= Directions =
Copy out each line of the material below that holds the string "согнув".
-------- Provided data
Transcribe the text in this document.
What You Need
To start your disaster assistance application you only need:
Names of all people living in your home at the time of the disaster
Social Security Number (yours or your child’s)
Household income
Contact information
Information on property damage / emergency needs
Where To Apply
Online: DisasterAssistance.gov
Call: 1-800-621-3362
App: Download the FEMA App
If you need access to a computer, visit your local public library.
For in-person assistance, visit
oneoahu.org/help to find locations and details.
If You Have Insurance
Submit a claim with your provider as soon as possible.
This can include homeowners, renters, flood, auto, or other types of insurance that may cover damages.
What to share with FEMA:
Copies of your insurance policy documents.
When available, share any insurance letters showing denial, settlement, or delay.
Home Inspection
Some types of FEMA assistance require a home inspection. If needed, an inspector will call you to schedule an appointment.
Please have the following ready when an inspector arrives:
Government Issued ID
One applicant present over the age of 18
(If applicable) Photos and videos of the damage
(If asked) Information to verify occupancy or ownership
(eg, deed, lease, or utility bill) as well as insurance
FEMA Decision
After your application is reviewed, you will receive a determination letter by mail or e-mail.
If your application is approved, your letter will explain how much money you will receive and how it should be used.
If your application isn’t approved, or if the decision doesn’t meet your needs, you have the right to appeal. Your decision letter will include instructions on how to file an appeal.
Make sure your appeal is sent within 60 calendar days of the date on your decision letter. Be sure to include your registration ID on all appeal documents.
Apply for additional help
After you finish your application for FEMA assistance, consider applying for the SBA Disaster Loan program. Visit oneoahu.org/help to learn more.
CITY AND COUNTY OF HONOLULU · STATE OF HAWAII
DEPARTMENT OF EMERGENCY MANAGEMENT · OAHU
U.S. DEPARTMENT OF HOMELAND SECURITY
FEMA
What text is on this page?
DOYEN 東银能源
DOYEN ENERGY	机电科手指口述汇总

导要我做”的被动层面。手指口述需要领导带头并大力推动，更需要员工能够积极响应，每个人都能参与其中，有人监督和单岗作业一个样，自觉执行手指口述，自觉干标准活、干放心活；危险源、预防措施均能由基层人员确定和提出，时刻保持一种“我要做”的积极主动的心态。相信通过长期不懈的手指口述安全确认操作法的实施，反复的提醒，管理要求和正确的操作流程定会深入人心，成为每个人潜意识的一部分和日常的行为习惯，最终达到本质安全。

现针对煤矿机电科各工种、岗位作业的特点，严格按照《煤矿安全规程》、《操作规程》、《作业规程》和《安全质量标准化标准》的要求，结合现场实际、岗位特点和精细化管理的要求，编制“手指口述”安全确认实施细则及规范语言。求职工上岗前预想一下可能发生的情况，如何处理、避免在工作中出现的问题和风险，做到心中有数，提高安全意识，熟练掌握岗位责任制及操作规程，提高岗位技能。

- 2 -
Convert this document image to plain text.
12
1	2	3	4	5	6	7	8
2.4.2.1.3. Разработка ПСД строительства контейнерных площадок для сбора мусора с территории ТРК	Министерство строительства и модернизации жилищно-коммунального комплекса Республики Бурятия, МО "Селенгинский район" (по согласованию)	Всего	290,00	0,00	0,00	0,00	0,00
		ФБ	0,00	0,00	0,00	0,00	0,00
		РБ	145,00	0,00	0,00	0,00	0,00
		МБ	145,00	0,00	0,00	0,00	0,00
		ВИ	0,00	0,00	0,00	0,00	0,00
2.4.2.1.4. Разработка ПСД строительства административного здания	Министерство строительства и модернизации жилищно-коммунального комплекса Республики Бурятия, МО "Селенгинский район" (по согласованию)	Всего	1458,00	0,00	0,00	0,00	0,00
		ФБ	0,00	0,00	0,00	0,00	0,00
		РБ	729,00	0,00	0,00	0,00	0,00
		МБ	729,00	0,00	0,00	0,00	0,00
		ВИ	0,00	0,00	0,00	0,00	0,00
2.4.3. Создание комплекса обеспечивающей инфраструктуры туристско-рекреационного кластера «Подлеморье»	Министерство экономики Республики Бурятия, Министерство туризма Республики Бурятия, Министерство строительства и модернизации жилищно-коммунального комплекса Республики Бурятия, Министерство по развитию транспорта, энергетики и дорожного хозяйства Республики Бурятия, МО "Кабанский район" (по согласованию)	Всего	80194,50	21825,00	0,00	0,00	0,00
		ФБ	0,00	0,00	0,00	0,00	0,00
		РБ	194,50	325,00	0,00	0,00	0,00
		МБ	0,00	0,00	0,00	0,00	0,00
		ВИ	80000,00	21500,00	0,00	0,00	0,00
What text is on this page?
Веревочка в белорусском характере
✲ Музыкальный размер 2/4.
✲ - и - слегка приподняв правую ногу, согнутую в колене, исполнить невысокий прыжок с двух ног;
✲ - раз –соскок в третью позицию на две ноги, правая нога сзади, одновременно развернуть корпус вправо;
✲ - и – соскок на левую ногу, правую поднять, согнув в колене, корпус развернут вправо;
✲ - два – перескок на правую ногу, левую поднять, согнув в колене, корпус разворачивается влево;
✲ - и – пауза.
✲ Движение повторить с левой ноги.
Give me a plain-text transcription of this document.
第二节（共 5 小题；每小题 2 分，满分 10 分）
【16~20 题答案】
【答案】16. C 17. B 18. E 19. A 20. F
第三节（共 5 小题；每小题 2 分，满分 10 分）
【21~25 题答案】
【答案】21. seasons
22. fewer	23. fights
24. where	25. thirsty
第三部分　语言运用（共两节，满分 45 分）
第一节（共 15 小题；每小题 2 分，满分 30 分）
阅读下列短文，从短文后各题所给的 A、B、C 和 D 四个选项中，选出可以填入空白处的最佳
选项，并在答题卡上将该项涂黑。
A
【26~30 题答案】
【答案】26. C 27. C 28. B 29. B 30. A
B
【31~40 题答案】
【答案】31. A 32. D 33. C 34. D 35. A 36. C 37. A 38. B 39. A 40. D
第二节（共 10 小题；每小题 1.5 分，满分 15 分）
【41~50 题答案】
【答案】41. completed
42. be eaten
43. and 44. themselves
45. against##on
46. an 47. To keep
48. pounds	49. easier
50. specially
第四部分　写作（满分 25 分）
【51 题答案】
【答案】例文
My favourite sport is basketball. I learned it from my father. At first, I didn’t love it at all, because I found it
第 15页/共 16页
----------------
= Answer =
✲ - и – соскок на левую ногу, правую поднять, согнув в колене, корпус развернут вправо;
✲ - два – перескок на правую ногу, левую поднять, согнув в колене, корпус разворачивается влево;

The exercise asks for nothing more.